## CONSIGNE 1
Dans l'article sur l'attentat de Trèbes, remplacez « gendarme » par « militaire » et recopiez le passage qui va de « Procès de l’attentat » jusqu'à « balles du GIGN. » inclus.
☆ ☆ ☆ ☆ ☆
Procès de l’attentat de Trèbes : le funeste périple qui a conduit à la mort d’Arnaud Beltrame
Son visage avait bouleversé la France. Le 23 mars 2018, le gendarme Arnaud Beltrame est mort tué par un terroriste à Trèbes, près de Carcassonne (Aude), après un geste héroïque. Les hommages se sont multipliés. Le militaire s’était échangé contre une otage, une caissière du magasin Super U pris pour cible par l’assaillant. Trois autres personnes ont perdu la vie dans cet attentat perpétré par Radouane Lakdim, 25 ans, mort sous les balles du GIGN.
Ce lundi, la cour d’assises spéciale de Paris jugera sept membres de son entourage, principalement issus de la cité Ozanam, à Carcassonne. Âgés de 23 à 34 ans, ils sont suspectés d’avoir eu connaissance de la radicalisation de Radouane Lakdim, voire de l’avoir aidé à s’armer pour son funeste projet. Cinq d’entre eux sont renvoyés pour « association de malfaiteurs terroriste criminelle », quand deux autres sont jugés pour des délits connexes : l’un pour « détention d’armes », l’autre pour « non-dénonciation de crime », selon l’ordonnance de mise en accusation que Le Point a pu consulter.
À LIRE AUSSI « Une façon de lui rendre hommage » : l’otage sauvée par Arnaud Beltrame sort du silenceL’attentat du 23 mars 2018 débute par un sanglant vol de voiture sur le parking des Aigles, au pied de la cité historique de Carcassonne. Entre 9 et 10 heures du matin, Radouane Lakdim dégaine un pistolet-mitrailleur et abat d’une balle dans la tête Jean-Michel M., le passager âgé de 61 ans, avant de blesser grièvement Renato G., 26 ans, le conducteur.
Le terroriste monte à bord de leur voiture et roule en direction de l’est de Carcassonne. Sur l’avenue du Général-Leclerc, à 10 h 33, il repère un groupe de CRS sortis faire un footing et tire en leur direction à plusieurs reprises. Certains parviennent à esquiver les tirs. L’un d’eux, Frédéric P., est sérieusement blessé au thorax.
☆ ☆ ☆ ☆ ☆
## CONSIGNE 2
Relevez chaque ligne des données ci-dessous qui contient la chaîne « completo », en tenant compte de la casse.

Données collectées
☆ ☆ ☆ ☆ ☆
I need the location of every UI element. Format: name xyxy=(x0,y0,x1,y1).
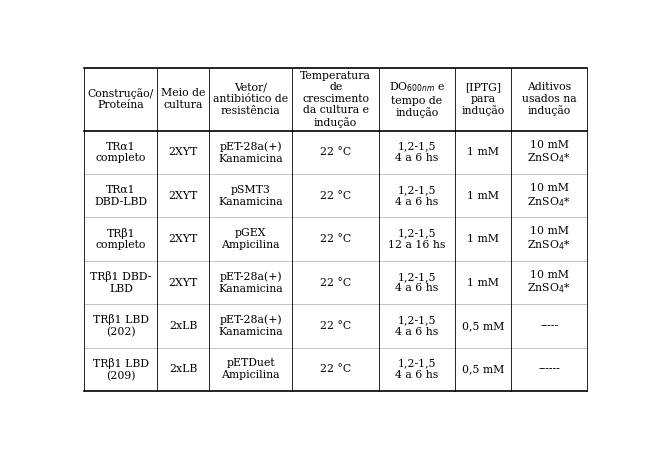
Text: 1,2-1,5
4 a 6 hs: 1,2-1,5 4 a 6 hs xyxy=(395,141,438,163)
Text: 10 mM
ZnSO$_{4}$*: 10 mM ZnSO$_{4}$* xyxy=(527,226,571,252)
Text: [IPTG]
para
indução: [IPTG] para indução xyxy=(461,82,504,116)
Text: ------: ------ xyxy=(538,364,560,374)
Text: 22 °C: 22 °C xyxy=(320,191,351,201)
Text: 22 °C: 22 °C xyxy=(320,147,351,158)
Text: 1,2-1,5
4 a 6 hs: 1,2-1,5 4 a 6 hs xyxy=(395,358,438,380)
Text: 1 mM: 1 mM xyxy=(467,234,499,244)
Text: TRα1
DBD-LBD: TRα1 DBD-LBD xyxy=(94,185,147,207)
Text: 10 mM
ZnSO$_{4}$*: 10 mM ZnSO$_{4}$* xyxy=(527,183,571,209)
Text: pET-28a(+)
Kanamicina: pET-28a(+) Kanamicina xyxy=(218,141,283,163)
Text: 1,2-1,5
4 a 6 hs: 1,2-1,5 4 a 6 hs xyxy=(395,315,438,337)
Text: 1 mM: 1 mM xyxy=(467,191,499,201)
Text: 0,5 mM: 0,5 mM xyxy=(462,364,504,374)
Text: 0,5 mM: 0,5 mM xyxy=(462,321,504,331)
Text: pGEX
Ampicilina: pGEX Ampicilina xyxy=(221,229,280,250)
Text: 2xLB: 2xLB xyxy=(169,364,197,374)
Text: 22 °C: 22 °C xyxy=(320,277,351,287)
Text: 1,2-1,5
4 a 6 hs: 1,2-1,5 4 a 6 hs xyxy=(395,272,438,293)
Text: 2XYT: 2XYT xyxy=(168,191,198,201)
Text: 22 °C: 22 °C xyxy=(320,321,351,331)
Text: 10 mM
ZnSO$_{4}$*: 10 mM ZnSO$_{4}$* xyxy=(527,140,571,165)
Text: 10 mM
ZnSO$_{4}$*: 10 mM ZnSO$_{4}$* xyxy=(527,270,571,295)
Text: TRα1
completo: TRα1 completo xyxy=(96,141,146,163)
Text: Aditivos
usados na
indução: Aditivos usados na indução xyxy=(522,82,576,116)
Text: TRβ1
completo: TRβ1 completo xyxy=(96,228,146,251)
Text: DO$_{600nm}$ e
tempo de
indução: DO$_{600nm}$ e tempo de indução xyxy=(388,80,445,118)
Text: 22 °C: 22 °C xyxy=(320,364,351,374)
Text: pET-28a(+)
Kanamicina: pET-28a(+) Kanamicina xyxy=(218,315,283,337)
Text: TRβ1 DBD-
LBD: TRβ1 DBD- LBD xyxy=(90,271,151,294)
Text: 2XYT: 2XYT xyxy=(168,277,198,287)
Text: 2XYT: 2XYT xyxy=(168,234,198,244)
Text: 1,2-1,5
4 a 6 hs: 1,2-1,5 4 a 6 hs xyxy=(395,185,438,207)
Text: pETDuet
Ampicilina: pETDuet Ampicilina xyxy=(221,358,280,380)
Text: 1,2-1,5
12 a 16 hs: 1,2-1,5 12 a 16 hs xyxy=(388,229,445,250)
Text: 2xLB: 2xLB xyxy=(169,321,197,331)
Text: Meio de
cultura: Meio de cultura xyxy=(161,88,205,110)
Text: 1 mM: 1 mM xyxy=(467,277,499,287)
Text: 2XYT: 2XYT xyxy=(168,147,198,158)
Text: TRβ1 LBD
(202): TRβ1 LBD (202) xyxy=(93,314,149,337)
Text: -----: ----- xyxy=(540,321,558,331)
Text: Construção/
Proteína: Construção/ Proteína xyxy=(88,88,154,110)
Text: Vetor/
antibiótico de
resistência: Vetor/ antibiótico de resistência xyxy=(213,83,288,116)
Text: pSMT3
Kanamicina: pSMT3 Kanamicina xyxy=(218,185,283,207)
Text: pET-28a(+)
Kanamicina: pET-28a(+) Kanamicina xyxy=(218,272,283,294)
Text: 1 mM: 1 mM xyxy=(467,147,499,158)
Text: Temperatura
de
crescimento
da cultura e
indução: Temperatura de crescimento da cultura e … xyxy=(300,70,371,128)
Text: TRβ1 LBD
(209): TRβ1 LBD (209) xyxy=(93,358,149,381)
Text: 22 °C: 22 °C xyxy=(320,234,351,244)
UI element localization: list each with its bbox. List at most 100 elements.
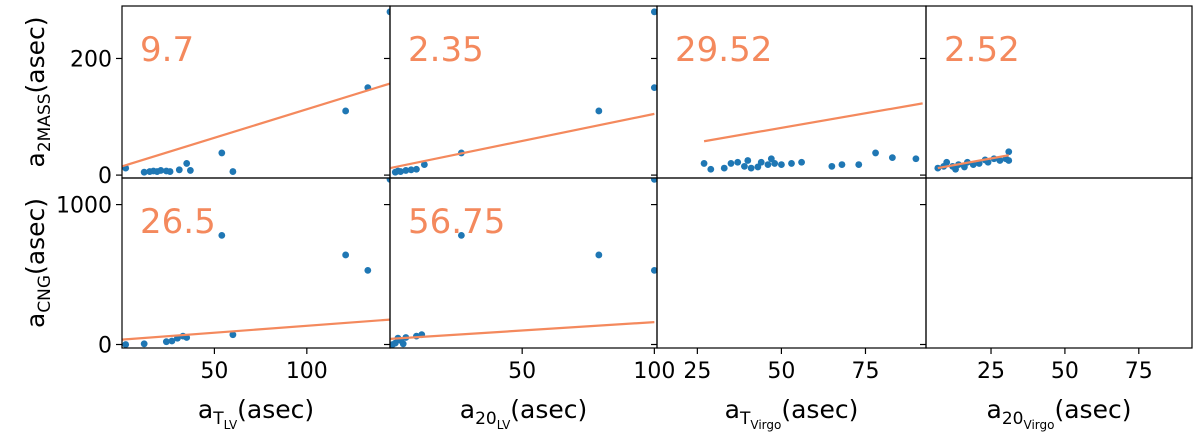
data-point	[828, 162, 836, 170]
data-point	[1005, 148, 1013, 156]
panel-r1-c3	[925, 177, 1193, 349]
data-point	[888, 154, 896, 161]
x-tick-label: 50	[508, 359, 536, 384]
x-label-subsub: Virgo	[750, 418, 781, 432]
panel-plot-area	[390, 178, 657, 348]
x-label-sub: T	[739, 409, 751, 429]
data-point	[771, 160, 779, 167]
data-point	[229, 168, 237, 175]
data-point	[727, 160, 735, 167]
y-axis-label: a2MASS(asec)	[21, 16, 55, 167]
panel-annotation: 29.52	[675, 30, 772, 70]
data-point	[996, 157, 1004, 164]
data-point	[788, 160, 795, 167]
data-point	[838, 161, 846, 168]
y-axis-label: aCNG(asec)	[21, 198, 55, 328]
data-point	[342, 251, 350, 259]
data-point	[413, 165, 420, 173]
data-point	[934, 164, 942, 172]
data-point	[183, 160, 191, 167]
x-label-main: a	[198, 395, 213, 424]
x-label-rest: (asec)	[781, 395, 858, 424]
x-axis-label: a20Virgo(asec)	[987, 395, 1132, 432]
x-tick-label: 100	[286, 359, 328, 384]
panel-r1-c1: 56.75	[389, 177, 658, 349]
panel-frame	[925, 177, 1193, 349]
data-point	[122, 341, 130, 348]
data-point	[397, 168, 404, 175]
data-point	[229, 331, 237, 339]
x-tick-label: 75	[851, 359, 879, 384]
data-point	[595, 251, 603, 259]
data-point	[218, 231, 226, 239]
x-tick-label: 100	[633, 359, 675, 384]
x-axis-label: aTLV(asec)	[198, 395, 314, 432]
fit-line	[390, 112, 655, 170]
panel-plot-area	[390, 8, 657, 176]
x-label-rest: (asec)	[237, 395, 314, 424]
fit-line	[937, 154, 1009, 170]
y-label-sub: 2MASS	[35, 93, 55, 152]
x-label-sub: 20	[475, 409, 497, 429]
data-point	[175, 166, 183, 174]
panel-r1-c2	[656, 177, 927, 349]
data-point	[399, 340, 407, 348]
data-point	[943, 158, 951, 166]
y-tick-label: 0	[98, 334, 112, 359]
x-tick-label: 50	[200, 359, 228, 384]
data-point	[218, 149, 226, 157]
x-label-main: a	[725, 395, 740, 424]
y-tick-label: 200	[70, 47, 112, 72]
panel-annotation: 9.7	[140, 30, 194, 70]
data-point	[140, 168, 148, 176]
x-tick-label: 25	[683, 359, 711, 384]
fit-line	[703, 102, 923, 143]
data-point	[186, 167, 194, 174]
y-label-sub: CNG	[35, 275, 55, 313]
fit-line	[390, 321, 655, 341]
data-point	[984, 158, 992, 166]
panel-annotation: 56.75	[408, 202, 505, 242]
panel-plot-area	[122, 8, 390, 176]
data-point	[595, 107, 603, 115]
data-point	[650, 178, 657, 183]
data-point	[140, 340, 148, 348]
x-label-subsub: LV	[497, 418, 511, 432]
data-point	[157, 167, 165, 174]
panel-plot-area	[700, 102, 923, 173]
panel-annotation: 26.5	[140, 202, 216, 242]
panel-annotation: 2.52	[944, 30, 1020, 70]
y-label-rest: (asec)	[21, 198, 50, 275]
data-point	[386, 8, 390, 16]
data-point	[166, 168, 174, 175]
x-label-main: a	[460, 395, 475, 424]
data-point	[364, 266, 372, 274]
y-label-main: a	[21, 313, 50, 328]
x-tick-label: 50	[767, 359, 795, 384]
panel-r0-c1: 2.35	[389, 5, 658, 179]
data-point	[402, 167, 410, 174]
data-point	[168, 337, 176, 345]
x-label-rest: (asec)	[510, 395, 587, 424]
x-tick-label: 50	[1051, 359, 1079, 384]
x-label-subsub: Virgo	[1024, 418, 1055, 432]
x-label-sub: T	[212, 409, 224, 429]
panel-r0-c2: 29.52	[656, 5, 927, 179]
data-point	[778, 161, 785, 168]
panel-plot-area	[934, 148, 1013, 173]
x-tick-label: 25	[977, 359, 1005, 384]
panel-r0-c3: 2.52	[925, 5, 1193, 179]
fit-line	[122, 82, 390, 168]
x-tick-label: 75	[1125, 359, 1153, 384]
data-point	[872, 149, 879, 157]
y-tick-label: 0	[98, 164, 112, 189]
data-point	[912, 155, 920, 163]
x-axis-label: aTVirgo(asec)	[725, 395, 859, 432]
data-point	[342, 107, 350, 115]
panels-layer: 9.7 2.35 29.52 2.52 26.5 56.75	[121, 5, 1193, 349]
panel-frame	[656, 177, 927, 349]
x-label-subsub: LV	[224, 418, 238, 432]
☆ ☆ ☆ ☆ ☆
## RÉPONSE 1
Procès de l’attentat de Trèbes : le funeste périple qui a conduit à la mort d’Arnaud Beltrame
Son visage avait bouleversé la France. Le 23 mars 2018, le militaire Arnaud Beltrame est mort tué par un terroriste à Trèbes, près de Carcassonne (Aude), après un geste héroïque. Les hommages se sont multipliés. Le militaire s’était échangé contre une otage, une caissière du magasin Super U pris pour cible par l’assaillant. Trois autres personnes ont perdu la vie dans cet attentat perpétré par Radouane Lakdim, 25 ans, mort sous les balles du GIGN.

## RÉPONSE 2
completo: TRα1 completo xyxy=(96,141,146,163)
completo: TRβ1 completo xyxy=(96,228,146,251)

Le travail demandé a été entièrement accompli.